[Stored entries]
>> Begin

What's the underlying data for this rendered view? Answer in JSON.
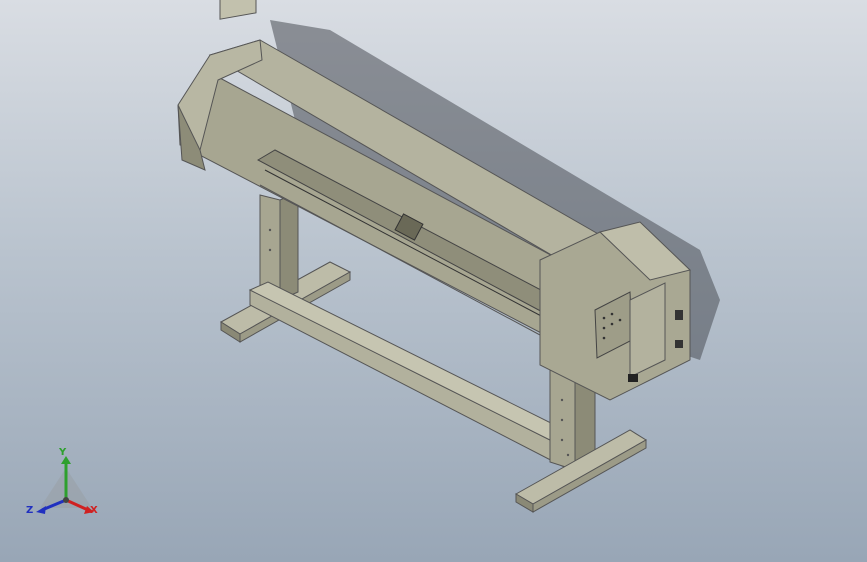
{
  "viewport": {
    "background_top": "#d9dde3",
    "background_bottom": "#98a6b6",
    "model_color": "#a7a691",
    "model_shadow": "#7e7d69",
    "model_highlight": "#c2c1ad"
  },
  "triad": {
    "x_label": "X",
    "y_label": "Y",
    "z_label": "Z",
    "x_color": "#d02020",
    "y_color": "#2ea02e",
    "z_color": "#2030c0"
  }
}
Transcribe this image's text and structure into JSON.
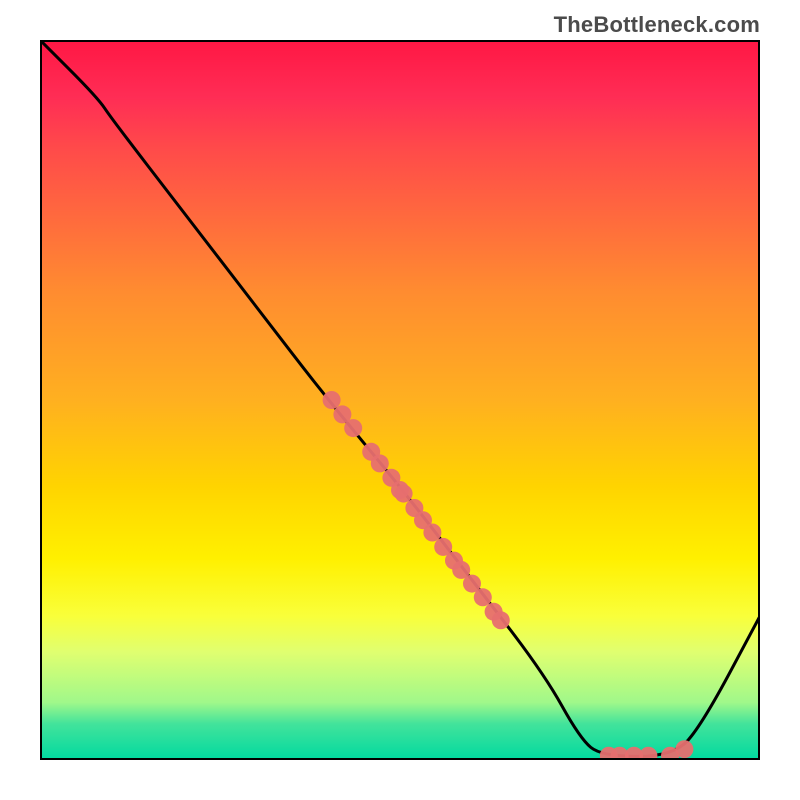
{
  "attribution": "TheBottleneck.com",
  "chart_data": {
    "type": "line",
    "title": "",
    "xlabel": "",
    "ylabel": "",
    "xlim": [
      0,
      100
    ],
    "ylim": [
      0,
      100
    ],
    "curve": [
      {
        "x": 0,
        "y": 100
      },
      {
        "x": 8,
        "y": 92
      },
      {
        "x": 10,
        "y": 89
      },
      {
        "x": 20,
        "y": 76
      },
      {
        "x": 30,
        "y": 63
      },
      {
        "x": 40,
        "y": 50
      },
      {
        "x": 50,
        "y": 38
      },
      {
        "x": 60,
        "y": 25
      },
      {
        "x": 70,
        "y": 12
      },
      {
        "x": 75,
        "y": 3
      },
      {
        "x": 78,
        "y": 0.5
      },
      {
        "x": 88,
        "y": 0.5
      },
      {
        "x": 92,
        "y": 5
      },
      {
        "x": 100,
        "y": 20
      }
    ],
    "scatter": [
      {
        "x": 40.5,
        "y": 50.0
      },
      {
        "x": 42.0,
        "y": 48.0
      },
      {
        "x": 43.5,
        "y": 46.1
      },
      {
        "x": 46.0,
        "y": 42.8
      },
      {
        "x": 47.2,
        "y": 41.2
      },
      {
        "x": 48.8,
        "y": 39.2
      },
      {
        "x": 50.0,
        "y": 37.5
      },
      {
        "x": 50.5,
        "y": 37.0
      },
      {
        "x": 52.0,
        "y": 35.0
      },
      {
        "x": 53.2,
        "y": 33.3
      },
      {
        "x": 54.5,
        "y": 31.6
      },
      {
        "x": 56.0,
        "y": 29.6
      },
      {
        "x": 57.5,
        "y": 27.7
      },
      {
        "x": 58.5,
        "y": 26.4
      },
      {
        "x": 60.0,
        "y": 24.5
      },
      {
        "x": 61.5,
        "y": 22.6
      },
      {
        "x": 63.0,
        "y": 20.6
      },
      {
        "x": 64.0,
        "y": 19.4
      },
      {
        "x": 79.0,
        "y": 0.6
      },
      {
        "x": 80.5,
        "y": 0.6
      },
      {
        "x": 82.5,
        "y": 0.6
      },
      {
        "x": 84.5,
        "y": 0.6
      },
      {
        "x": 87.5,
        "y": 0.6
      },
      {
        "x": 89.5,
        "y": 1.5
      }
    ],
    "colors": {
      "gradient_top": "#ff1744",
      "gradient_bottom": "#00d9a0",
      "line": "#000000",
      "marker": "#e76f6f"
    }
  }
}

>> End

Copy each line from the records above that includes the string "JSON".

What's the underlying data for this rendered view? Answer in JSON.
Transcribe this image's text and structure into JSON.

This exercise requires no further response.